Stored data entries
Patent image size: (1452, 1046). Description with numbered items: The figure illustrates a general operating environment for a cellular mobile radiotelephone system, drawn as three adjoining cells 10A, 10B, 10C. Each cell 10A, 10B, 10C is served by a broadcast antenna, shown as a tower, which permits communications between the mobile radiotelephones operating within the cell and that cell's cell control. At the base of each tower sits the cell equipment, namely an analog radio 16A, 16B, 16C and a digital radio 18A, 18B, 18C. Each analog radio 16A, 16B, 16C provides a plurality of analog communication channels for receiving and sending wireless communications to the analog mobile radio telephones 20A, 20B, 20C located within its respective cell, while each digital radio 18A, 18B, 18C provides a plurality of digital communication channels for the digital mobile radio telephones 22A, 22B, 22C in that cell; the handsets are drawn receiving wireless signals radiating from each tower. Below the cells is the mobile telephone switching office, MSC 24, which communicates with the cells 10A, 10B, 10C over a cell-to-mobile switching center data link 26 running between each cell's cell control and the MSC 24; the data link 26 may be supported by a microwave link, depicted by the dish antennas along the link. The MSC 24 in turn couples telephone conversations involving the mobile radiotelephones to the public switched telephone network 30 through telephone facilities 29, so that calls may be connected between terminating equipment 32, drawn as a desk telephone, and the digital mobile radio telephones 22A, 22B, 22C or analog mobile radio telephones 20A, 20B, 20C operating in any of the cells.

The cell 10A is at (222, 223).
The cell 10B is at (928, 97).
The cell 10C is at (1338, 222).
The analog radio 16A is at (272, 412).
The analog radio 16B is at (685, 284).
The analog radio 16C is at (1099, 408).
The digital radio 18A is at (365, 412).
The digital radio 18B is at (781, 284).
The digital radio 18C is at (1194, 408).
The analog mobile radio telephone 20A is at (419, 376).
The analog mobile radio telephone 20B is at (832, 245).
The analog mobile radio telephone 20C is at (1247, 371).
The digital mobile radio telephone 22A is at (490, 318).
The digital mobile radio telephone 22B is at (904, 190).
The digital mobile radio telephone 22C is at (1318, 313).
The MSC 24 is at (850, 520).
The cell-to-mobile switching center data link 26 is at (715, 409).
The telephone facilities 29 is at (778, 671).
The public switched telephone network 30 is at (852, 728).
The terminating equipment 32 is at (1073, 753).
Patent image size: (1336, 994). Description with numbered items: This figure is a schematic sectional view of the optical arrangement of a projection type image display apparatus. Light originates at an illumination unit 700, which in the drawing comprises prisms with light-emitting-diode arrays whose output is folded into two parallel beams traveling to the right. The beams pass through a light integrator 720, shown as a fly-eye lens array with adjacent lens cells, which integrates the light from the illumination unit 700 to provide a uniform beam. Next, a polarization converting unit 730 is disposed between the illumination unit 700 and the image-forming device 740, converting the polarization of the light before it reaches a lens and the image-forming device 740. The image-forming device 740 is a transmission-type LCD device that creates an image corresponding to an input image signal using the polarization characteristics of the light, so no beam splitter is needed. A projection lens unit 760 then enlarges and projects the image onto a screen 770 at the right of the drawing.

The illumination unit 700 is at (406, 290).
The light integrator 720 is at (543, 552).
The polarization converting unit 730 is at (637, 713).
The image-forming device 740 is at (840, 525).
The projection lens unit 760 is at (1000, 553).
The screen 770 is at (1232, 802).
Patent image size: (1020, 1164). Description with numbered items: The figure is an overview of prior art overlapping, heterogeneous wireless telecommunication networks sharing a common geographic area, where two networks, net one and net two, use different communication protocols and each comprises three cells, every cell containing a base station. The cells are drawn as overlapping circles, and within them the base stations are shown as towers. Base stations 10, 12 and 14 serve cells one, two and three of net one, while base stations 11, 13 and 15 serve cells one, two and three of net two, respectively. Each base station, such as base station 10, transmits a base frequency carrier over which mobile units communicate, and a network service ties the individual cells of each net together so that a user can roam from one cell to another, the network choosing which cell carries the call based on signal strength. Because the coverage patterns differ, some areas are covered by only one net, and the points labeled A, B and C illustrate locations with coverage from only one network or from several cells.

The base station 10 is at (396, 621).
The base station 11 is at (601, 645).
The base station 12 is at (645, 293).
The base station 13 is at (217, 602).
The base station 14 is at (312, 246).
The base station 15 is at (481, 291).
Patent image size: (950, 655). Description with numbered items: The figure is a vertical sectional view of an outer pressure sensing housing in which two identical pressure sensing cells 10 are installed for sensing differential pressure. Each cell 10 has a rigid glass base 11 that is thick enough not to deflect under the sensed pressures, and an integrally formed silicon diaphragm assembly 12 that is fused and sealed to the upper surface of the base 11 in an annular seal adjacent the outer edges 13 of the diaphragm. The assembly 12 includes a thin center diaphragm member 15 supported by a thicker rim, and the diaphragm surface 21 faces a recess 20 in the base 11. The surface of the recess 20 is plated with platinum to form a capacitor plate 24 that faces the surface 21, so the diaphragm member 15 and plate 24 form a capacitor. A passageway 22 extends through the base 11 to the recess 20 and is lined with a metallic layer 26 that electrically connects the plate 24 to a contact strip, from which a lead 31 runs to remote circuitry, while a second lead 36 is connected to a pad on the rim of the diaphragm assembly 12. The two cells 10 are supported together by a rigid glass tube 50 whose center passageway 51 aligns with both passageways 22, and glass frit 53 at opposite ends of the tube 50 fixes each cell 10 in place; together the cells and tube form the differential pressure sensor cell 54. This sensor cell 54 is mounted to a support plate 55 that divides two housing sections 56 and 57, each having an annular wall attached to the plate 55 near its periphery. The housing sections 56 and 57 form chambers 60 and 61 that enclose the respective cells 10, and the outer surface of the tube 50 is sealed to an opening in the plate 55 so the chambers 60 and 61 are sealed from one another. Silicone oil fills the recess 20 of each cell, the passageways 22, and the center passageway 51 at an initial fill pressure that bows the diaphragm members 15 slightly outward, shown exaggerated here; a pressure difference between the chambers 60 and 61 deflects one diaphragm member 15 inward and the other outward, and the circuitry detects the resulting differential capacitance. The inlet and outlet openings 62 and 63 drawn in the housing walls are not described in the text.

▶ **Problem description**
The entries shown above must be reproduced in full, exactly as written.

▶ **Answer section**
Patent image size: (1452, 1046). Description with numbered items: The figure illustrates a general operating environment for a cellular mobile radiotelephone system, drawn as three adjoining cells 10A, 10B, 10C. Each cell 10A, 10B, 10C is served by a broadcast antenna, shown as a tower, which permits communications between the mobile radiotelephones operating within the cell and that cell's cell control. At the base of each tower sits the cell equipment, namely an analog radio 16A, 16B, 16C and a digital radio 18A, 18B, 18C. Each analog radio 16A, 16B, 16C provides a plurality of analog communication channels for receiving and sending wireless communications to the analog mobile radio telephones 20A, 20B, 20C located within its respective cell, while each digital radio 18A, 18B, 18C provides a plurality of digital communication channels for the digital mobile radio telephones 22A, 22B, 22C in that cell; the handsets are drawn receiving wireless signals radiating from each tower. Below the cells is the mobile telephone switching office, MSC 24, which communicates with the cells 10A, 10B, 10C over a cell-to-mobile switching center data link 26 running between each cell's cell control and the MSC 24; the data link 26 may be supported by a microwave link, depicted by the dish antennas along the link. The MSC 24 in turn couples telephone conversations involving the mobile radiotelephones to the public switched telephone network 30 through telephone facilities 29, so that calls may be connected between terminating equipment 32, drawn as a desk telephone, and the digital mobile radio telephones 22A, 22B, 22C or analog mobile radio telephones 20A, 20B, 20C operating in any of the cells.

The cell 10A is at (222, 223).
The cell 10B is at (928, 97).
The cell 10C is at (1338, 222).
The analog radio 16A is at (272, 412).
The analog radio 16B is at (685, 284).
The analog radio 16C is at (1099, 408).
The digital radio 18A is at (365, 412).
The digital radio 18B is at (781, 284).
The digital radio 18C is at (1194, 408).
The analog mobile radio telephone 20A is at (419, 376).
The analog mobile radio telephone 20B is at (832, 245).
The analog mobile radio telephone 20C is at (1247, 371).
The digital mobile radio telephone 22A is at (490, 318).
The digital mobile radio telephone 22B is at (904, 190).
The digital mobile radio telephone 22C is at (1318, 313).
The MSC 24 is at (850, 520).
The cell-to-mobile switching center data link 26 is at (715, 409).
The telephone facilities 29 is at (778, 671).
The public switched telephone network 30 is at (852, 728).
The terminating equipment 32 is at (1073, 753).
Patent image size: (1336, 994). Description with numbered items: This figure is a schematic sectional view of the optical arrangement of a projection type image display apparatus. Light originates at an illumination unit 700, which in the drawing comprises prisms with light-emitting-diode arrays whose output is folded into two parallel beams traveling to the right. The beams pass through a light integrator 720, shown as a fly-eye lens array with adjacent lens cells, which integrates the light from the illumination unit 700 to provide a uniform beam. Next, a polarization converting unit 730 is disposed between the illumination unit 700 and the image-forming device 740, converting the polarization of the light before it reaches a lens and the image-forming device 740. The image-forming device 740 is a transmission-type LCD device that creates an image corresponding to an input image signal using the polarization characteristics of the light, so no beam splitter is needed. A projection lens unit 760 then enlarges and projects the image onto a screen 770 at the right of the drawing.

The illumination unit 700 is at (406, 290).
The light integrator 720 is at (543, 552).
The polarization converting unit 730 is at (637, 713).
The image-forming device 740 is at (840, 525).
The projection lens unit 760 is at (1000, 553).
The screen 770 is at (1232, 802).
Patent image size: (1020, 1164). Description with numbered items: The figure is an overview of prior art overlapping, heterogeneous wireless telecommunication networks sharing a common geographic area, where two networks, net one and net two, use different communication protocols and each comprises three cells, every cell containing a base station. The cells are drawn as overlapping circles, and within them the base stations are shown as towers. Base stations 10, 12 and 14 serve cells one, two and three of net one, while base stations 11, 13 and 15 serve cells one, two and three of net two, respectively. Each base station, such as base station 10, transmits a base frequency carrier over which mobile units communicate, and a network service ties the individual cells of each net together so that a user can roam from one cell to another, the network choosing which cell carries the call based on signal strength. Because the coverage patterns differ, some areas are covered by only one net, and the points labeled A, B and C illustrate locations with coverage from only one network or from several cells.

The base station 10 is at (396, 621).
The base station 11 is at (601, 645).
The base station 12 is at (645, 293).
The base station 13 is at (217, 602).
The base station 14 is at (312, 246).
The base station 15 is at (481, 291).
Patent image size: (950, 655). Description with numbered items: The figure is a vertical sectional view of an outer pressure sensing housing in which two identical pressure sensing cells 10 are installed for sensing differential pressure. Each cell 10 has a rigid glass base 11 that is thick enough not to deflect under the sensed pressures, and an integrally formed silicon diaphragm assembly 12 that is fused and sealed to the upper surface of the base 11 in an annular seal adjacent the outer edges 13 of the diaphragm. The assembly 12 includes a thin center diaphragm member 15 supported by a thicker rim, and the diaphragm surface 21 faces a recess 20 in the base 11. The surface of the recess 20 is plated with platinum to form a capacitor plate 24 that faces the surface 21, so the diaphragm member 15 and plate 24 form a capacitor. A passageway 22 extends through the base 11 to the recess 20 and is lined with a metallic layer 26 that electrically connects the plate 24 to a contact strip, from which a lead 31 runs to remote circuitry, while a second lead 36 is connected to a pad on the rim of the diaphragm assembly 12. The two cells 10 are supported together by a rigid glass tube 50 whose center passageway 51 aligns with both passageways 22, and glass frit 53 at opposite ends of the tube 50 fixes each cell 10 in place; together the cells and tube form the differential pressure sensor cell 54. This sensor cell 54 is mounted to a support plate 55 that divides two housing sections 56 and 57, each having an annular wall attached to the plate 55 near its periphery. The housing sections 56 and 57 form chambers 60 and 61 that enclose the respective cells 10, and the outer surface of the tube 50 is sealed to an opening in the plate 55 so the chambers 60 and 61 are sealed from one another. Silicone oil fills the recess 20 of each cell, the passageways 22, and the center passageway 51 at an initial fill pressure that bows the diaphragm members 15 slightly outward, shown exaggerated here; a pressure difference between the chambers 60 and 61 deflects one diaphragm member 15 inward and the other outward, and the circuitry detects the resulting differential capacitance. The inlet and outlet openings 62 and 63 drawn in the housing walls are not described in the text.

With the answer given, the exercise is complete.